[Start of LISTING]

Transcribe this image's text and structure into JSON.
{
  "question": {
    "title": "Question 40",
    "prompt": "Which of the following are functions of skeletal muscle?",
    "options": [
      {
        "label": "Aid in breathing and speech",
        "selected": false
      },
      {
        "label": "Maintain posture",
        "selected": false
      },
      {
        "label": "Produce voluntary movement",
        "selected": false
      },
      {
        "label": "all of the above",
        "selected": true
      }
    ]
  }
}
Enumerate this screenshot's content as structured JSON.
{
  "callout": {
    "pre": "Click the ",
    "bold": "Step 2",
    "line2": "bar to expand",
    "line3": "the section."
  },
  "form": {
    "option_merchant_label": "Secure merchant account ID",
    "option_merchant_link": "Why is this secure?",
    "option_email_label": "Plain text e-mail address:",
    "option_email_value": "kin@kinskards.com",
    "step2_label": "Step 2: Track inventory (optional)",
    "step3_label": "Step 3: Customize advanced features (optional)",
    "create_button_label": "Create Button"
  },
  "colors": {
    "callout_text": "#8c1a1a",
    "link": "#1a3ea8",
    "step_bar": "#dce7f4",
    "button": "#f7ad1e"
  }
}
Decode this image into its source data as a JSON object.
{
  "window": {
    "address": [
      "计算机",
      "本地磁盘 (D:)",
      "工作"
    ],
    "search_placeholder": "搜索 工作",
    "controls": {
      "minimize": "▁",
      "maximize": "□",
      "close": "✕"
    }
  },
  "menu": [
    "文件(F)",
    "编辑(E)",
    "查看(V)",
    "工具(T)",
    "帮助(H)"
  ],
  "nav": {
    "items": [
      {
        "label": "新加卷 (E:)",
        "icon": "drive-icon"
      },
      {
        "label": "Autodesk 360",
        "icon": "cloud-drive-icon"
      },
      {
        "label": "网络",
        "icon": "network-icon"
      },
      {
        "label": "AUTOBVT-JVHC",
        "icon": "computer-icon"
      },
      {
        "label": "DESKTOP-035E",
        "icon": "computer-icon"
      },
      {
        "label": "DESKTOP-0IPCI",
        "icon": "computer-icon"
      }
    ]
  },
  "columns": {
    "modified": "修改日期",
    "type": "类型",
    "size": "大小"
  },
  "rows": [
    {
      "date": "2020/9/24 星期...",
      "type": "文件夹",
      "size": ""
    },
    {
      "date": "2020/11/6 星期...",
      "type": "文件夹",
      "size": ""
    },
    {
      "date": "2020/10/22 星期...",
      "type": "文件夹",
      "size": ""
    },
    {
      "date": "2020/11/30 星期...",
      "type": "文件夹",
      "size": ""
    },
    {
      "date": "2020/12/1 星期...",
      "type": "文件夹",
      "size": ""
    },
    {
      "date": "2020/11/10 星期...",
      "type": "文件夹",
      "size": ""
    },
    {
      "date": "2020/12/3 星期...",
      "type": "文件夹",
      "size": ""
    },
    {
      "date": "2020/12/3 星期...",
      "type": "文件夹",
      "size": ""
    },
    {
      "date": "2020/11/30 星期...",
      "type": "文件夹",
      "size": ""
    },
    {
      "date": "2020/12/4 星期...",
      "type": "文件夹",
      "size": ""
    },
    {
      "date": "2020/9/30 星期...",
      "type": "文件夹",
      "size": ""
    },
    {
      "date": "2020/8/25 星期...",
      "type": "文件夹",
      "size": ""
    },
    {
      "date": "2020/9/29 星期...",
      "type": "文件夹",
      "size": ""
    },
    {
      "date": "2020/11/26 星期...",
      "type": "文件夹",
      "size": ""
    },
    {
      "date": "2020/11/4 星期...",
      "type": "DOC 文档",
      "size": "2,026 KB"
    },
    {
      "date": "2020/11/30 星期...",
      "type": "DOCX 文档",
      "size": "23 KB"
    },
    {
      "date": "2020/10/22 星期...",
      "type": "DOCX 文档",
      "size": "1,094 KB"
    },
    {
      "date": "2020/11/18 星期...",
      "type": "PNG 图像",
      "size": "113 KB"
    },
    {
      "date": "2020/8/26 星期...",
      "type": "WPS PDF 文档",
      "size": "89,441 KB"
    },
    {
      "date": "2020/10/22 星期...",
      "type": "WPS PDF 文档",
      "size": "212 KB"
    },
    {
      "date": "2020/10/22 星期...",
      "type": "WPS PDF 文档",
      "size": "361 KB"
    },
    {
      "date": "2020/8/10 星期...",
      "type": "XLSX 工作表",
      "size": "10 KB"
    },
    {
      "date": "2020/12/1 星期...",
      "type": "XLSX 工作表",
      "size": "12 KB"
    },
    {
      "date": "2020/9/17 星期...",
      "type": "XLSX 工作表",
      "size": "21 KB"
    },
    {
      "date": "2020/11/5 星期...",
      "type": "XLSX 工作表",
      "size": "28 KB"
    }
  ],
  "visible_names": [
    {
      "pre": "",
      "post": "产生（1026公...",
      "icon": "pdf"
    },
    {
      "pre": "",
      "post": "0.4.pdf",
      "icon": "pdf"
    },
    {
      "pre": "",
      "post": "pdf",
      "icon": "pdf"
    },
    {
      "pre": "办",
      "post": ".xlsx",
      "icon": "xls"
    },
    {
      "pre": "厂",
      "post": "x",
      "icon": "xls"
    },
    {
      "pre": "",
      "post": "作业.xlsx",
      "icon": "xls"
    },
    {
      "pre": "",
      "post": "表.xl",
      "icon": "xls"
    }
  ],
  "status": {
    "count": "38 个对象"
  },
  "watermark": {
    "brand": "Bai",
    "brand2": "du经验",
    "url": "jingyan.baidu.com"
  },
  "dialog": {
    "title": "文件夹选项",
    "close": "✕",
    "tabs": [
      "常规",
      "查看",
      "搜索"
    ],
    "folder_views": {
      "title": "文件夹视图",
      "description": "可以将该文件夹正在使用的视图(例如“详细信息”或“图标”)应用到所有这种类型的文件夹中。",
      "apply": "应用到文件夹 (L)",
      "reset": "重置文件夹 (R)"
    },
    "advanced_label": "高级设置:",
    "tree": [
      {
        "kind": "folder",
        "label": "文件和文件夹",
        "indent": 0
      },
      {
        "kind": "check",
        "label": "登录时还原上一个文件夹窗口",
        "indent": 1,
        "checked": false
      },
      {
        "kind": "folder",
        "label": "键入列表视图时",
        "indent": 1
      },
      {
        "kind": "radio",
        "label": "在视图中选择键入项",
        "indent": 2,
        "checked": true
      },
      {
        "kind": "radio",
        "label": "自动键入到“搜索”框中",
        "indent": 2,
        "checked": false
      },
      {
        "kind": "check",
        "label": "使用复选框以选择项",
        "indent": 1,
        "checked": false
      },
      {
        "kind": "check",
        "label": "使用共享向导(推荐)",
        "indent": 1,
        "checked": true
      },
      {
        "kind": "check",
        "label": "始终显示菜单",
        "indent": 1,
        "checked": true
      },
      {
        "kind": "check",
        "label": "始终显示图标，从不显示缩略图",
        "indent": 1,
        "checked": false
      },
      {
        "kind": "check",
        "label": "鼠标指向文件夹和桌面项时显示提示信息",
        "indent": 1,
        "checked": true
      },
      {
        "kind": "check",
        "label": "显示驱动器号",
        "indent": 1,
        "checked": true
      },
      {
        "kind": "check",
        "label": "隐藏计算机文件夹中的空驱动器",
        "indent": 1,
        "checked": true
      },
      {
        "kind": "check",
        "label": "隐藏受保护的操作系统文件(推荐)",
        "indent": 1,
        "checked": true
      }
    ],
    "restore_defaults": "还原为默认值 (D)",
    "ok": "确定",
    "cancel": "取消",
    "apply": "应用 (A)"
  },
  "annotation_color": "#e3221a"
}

[End of LISTING]

• _TO BE DONE_
Select all lines in the listing that include the word "JSON".

• _TASK SOLUTION_
Transcribe this image's text and structure into JSON.
Enumerate this screenshot's content as structured JSON.
Decode this image into its source data as a JSON object.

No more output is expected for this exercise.